> DESCRIPTION OF THE TASK
Locate the lines where "religious" occurs and copy them as they stand.

[Records from a dataset]
:::::

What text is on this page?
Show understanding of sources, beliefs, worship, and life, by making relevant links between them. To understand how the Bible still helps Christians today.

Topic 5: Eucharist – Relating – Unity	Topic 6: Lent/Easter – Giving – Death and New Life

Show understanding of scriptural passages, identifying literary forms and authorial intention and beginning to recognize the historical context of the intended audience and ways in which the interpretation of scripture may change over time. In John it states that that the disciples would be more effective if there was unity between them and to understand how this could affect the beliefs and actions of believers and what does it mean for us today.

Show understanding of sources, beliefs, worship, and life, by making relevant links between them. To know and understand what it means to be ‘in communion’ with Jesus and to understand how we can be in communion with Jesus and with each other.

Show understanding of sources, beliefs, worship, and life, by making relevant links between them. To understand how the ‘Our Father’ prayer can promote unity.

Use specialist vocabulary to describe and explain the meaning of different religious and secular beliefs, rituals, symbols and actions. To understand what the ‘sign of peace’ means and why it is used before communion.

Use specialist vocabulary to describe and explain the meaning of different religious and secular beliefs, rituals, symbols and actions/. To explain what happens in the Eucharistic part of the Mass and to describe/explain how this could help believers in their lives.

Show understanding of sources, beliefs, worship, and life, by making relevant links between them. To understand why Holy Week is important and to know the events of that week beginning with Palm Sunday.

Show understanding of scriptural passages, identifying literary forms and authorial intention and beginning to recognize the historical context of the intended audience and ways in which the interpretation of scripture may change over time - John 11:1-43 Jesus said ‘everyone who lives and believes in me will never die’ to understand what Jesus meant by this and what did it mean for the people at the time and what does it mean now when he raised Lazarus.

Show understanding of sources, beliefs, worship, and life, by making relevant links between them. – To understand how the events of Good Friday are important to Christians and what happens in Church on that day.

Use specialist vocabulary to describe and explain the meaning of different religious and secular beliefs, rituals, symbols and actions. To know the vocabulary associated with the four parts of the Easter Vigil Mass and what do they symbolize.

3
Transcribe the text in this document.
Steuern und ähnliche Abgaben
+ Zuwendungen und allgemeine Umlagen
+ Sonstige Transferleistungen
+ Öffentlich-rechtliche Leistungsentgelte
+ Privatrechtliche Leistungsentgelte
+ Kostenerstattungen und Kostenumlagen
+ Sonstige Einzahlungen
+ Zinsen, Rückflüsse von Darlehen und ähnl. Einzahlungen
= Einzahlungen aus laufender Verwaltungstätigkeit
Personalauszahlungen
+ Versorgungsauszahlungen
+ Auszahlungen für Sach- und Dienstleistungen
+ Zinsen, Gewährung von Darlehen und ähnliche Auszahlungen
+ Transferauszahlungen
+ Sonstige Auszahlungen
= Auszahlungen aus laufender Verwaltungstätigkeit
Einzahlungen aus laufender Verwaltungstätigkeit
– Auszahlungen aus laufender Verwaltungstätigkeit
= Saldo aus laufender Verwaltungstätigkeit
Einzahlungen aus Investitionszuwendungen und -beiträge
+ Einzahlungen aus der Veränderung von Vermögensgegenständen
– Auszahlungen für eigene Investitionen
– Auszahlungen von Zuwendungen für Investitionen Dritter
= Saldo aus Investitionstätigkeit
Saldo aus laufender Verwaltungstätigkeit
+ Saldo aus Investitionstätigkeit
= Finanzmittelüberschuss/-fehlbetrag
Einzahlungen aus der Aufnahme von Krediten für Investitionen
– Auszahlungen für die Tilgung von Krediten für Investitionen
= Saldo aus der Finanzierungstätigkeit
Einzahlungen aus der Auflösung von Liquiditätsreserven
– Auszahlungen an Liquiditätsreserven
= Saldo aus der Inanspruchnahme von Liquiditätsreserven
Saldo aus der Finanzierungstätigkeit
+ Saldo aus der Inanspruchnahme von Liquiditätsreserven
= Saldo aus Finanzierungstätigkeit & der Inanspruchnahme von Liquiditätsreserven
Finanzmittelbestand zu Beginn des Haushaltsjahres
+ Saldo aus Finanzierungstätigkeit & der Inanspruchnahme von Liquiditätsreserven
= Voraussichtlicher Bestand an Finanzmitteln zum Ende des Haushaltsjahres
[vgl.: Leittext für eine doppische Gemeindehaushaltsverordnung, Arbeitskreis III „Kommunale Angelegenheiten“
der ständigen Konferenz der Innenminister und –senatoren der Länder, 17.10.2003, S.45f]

:::::

> EXPECTED OUTPUT
Use specialist vocabulary to describe and explain the meaning of different religious and secular beliefs, rituals, symbols and actions. To understand what the ‘sign of peace’ means and why it is used before communion.
Use specialist vocabulary to describe and explain the meaning of different religious and secular beliefs, rituals, symbols and actions/. To explain what happens in the Eucharistic part of the Mass and to describe/explain how this could help believers in their lives.
Use specialist vocabulary to describe and explain the meaning of different religious and secular beliefs, rituals, symbols and actions. To know the vocabulary associated with the four parts of the Easter Vigil Mass and what do they symbolize.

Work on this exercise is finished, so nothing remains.